• _WHAT YOU HAVE TO DO_
Check every line below for the word "коммунального" and copy the ones that have it.

• _Collected data entries_
§ §

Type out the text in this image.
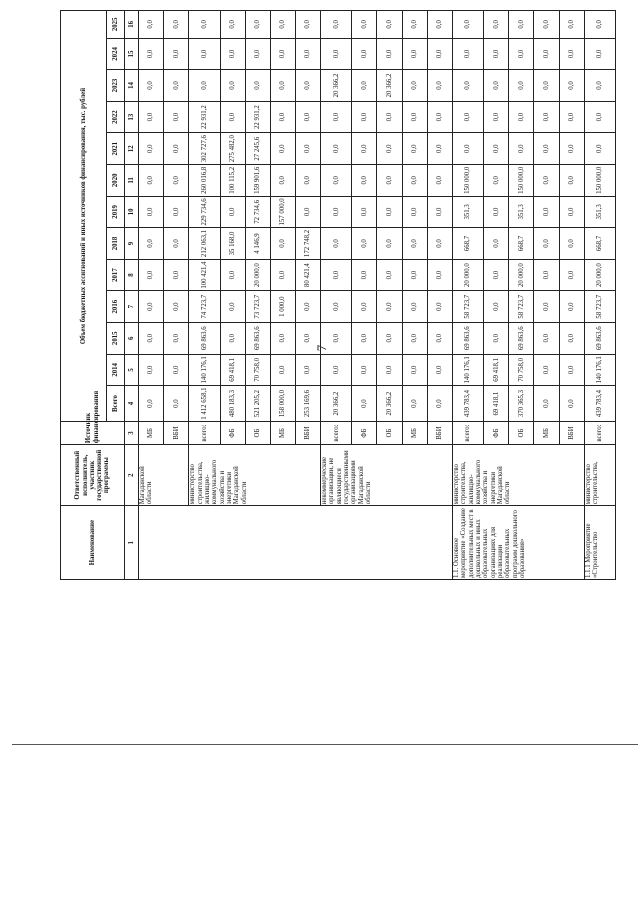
7
Наименование	Ответственный исполнитель, участник государственной программы	Источник финансирования	Объем бюджетных ассигнований и иных источников финансирования, тыс. рублей												
			Всего	2014	2015	2016	2017	2018	2019	2020	2021	2022	2023	2024	2025
1	2	3	4	5	6	7	8	9	10	11	12	13	14	15	16
	Магаданской области	МБ	0,0	0,0	0,0	0,0	0,0	0,0	0,0	0,0	0,0	0,0	0,0	0,0	0,0
		ВБИ	0,0	0,0	0,0	0,0	0,0	0,0	0,0	0,0	0,0	0,0	0,0	0,0	0,0
	министерство строительства, жилищно-коммунального хозяйства и энергетики Магаданской области	всего:	1 412 658,1	140 176,1	69 863,6	74 723,7	100 421,4	212 063,1	229 734,6	260 016,8	302 727,6	22 931,2	0,0	0,0	0,0
		ФБ	480 183,3	69 418,1	0,0	0,0	0,0	35 168,0	0,0	100 115,2	275 482,0	0,0	0,0	0,0	0,0
		ОБ	521 205,2	70 758,0	69 863,6	73 723,7	20 000,0	4 146,9	72 734,6	159 901,6	27 245,6	22 931,2	0,0	0,0	0,0
		МБ	158 000,0	0,0	0,0	1 000,0	0,0	0,0	157 000,0	0,0	0,0	0,0	0,0	0,0	0,0
		ВБИ	253 169,6	0,0	0,0	0,0	80 421,4	172 748,2	0,0	0,0	0,0	0,0	0,0	0,0	0,0
	некоммерческие организации, не являющиеся государственными организациями Магаданской области	всего:	20 366,2	0,0	0,0	0,0	0,0	0,0	0,0	0,0	0,0	0,0	20 366,2	0,0	0,0
		ФБ	0,0	0,0	0,0	0,0	0,0	0,0	0,0	0,0	0,0	0,0	0,0	0,0	0,0
		ОБ	20 366,2	0,0	0,0	0,0	0,0	0,0	0,0	0,0	0,0	0,0	20 366,2	0,0	0,0
		МБ	0,0	0,0	0,0	0,0	0,0	0,0	0,0	0,0	0,0	0,0	0,0	0,0	0,0
		ВБИ	0,0	0,0	0,0	0,0	0,0	0,0	0,0	0,0	0,0	0,0	0,0	0,0	0,0
1.1. Основное мероприятие «Создание дополнительных мест в дошкольных и иных образовательных организациях для реализации образовательных программ дошкольного образования»	министерство строительства, жилищно-коммунального хозяйства и энергетики Магаданской области	всего:	439 783,4	140 176,1	69 863,6	58 723,7	20 000,0	668,7	351,3	150 000,0	0,0	0,0	0,0	0,0	0,0
		ФБ	69 418,1	69 418,1	0,0	0,0	0,0	0,0	0,0	0,0	0,0	0,0	0,0	0,0	0,0
		ОБ	370 365,3	70 758,0	69 863,6	58 723,7	20 000,0	668,7	351,3	150 000,0	0,0	0,0	0,0	0,0	0,0
		МБ	0,0	0,0	0,0	0,0	0,0	0,0	0,0	0,0	0,0	0,0	0,0	0,0	0,0
		ВБИ	0,0	0,0	0,0	0,0	0,0	0,0	0,0	0,0	0,0	0,0	0,0	0,0	0,0
1.1.1 Мероприятие «Строительство	министерство строительства,	всего:	439 783,4	140 176,1	69 863,6	58 723,7	20 000,0	668,7	351,3	150 000,0	0,0	0,0	0,0	0,0	0,0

§ §

• _WRITTEN SOLUTION_
	министерство строительства, жилищно-коммунального хозяйства и энергетики Магаданской области	всего:	1 412 658,1	140 176,1	69 863,6	74 723,7	100 421,4	212 063,1	229 734,6	260 016,8	302 727,6	22 931,2	0,0	0,0	0,0
1.1. Основное мероприятие «Создание дополнительных мест в дошкольных и иных образовательных организациях для реализации образовательных программ дошкольного образования»	министерство строительства, жилищно-коммунального хозяйства и энергетики Магаданской области	всего:	439 783,4	140 176,1	69 863,6	58 723,7	20 000,0	668,7	351,3	150 000,0	0,0	0,0	0,0	0,0	0,0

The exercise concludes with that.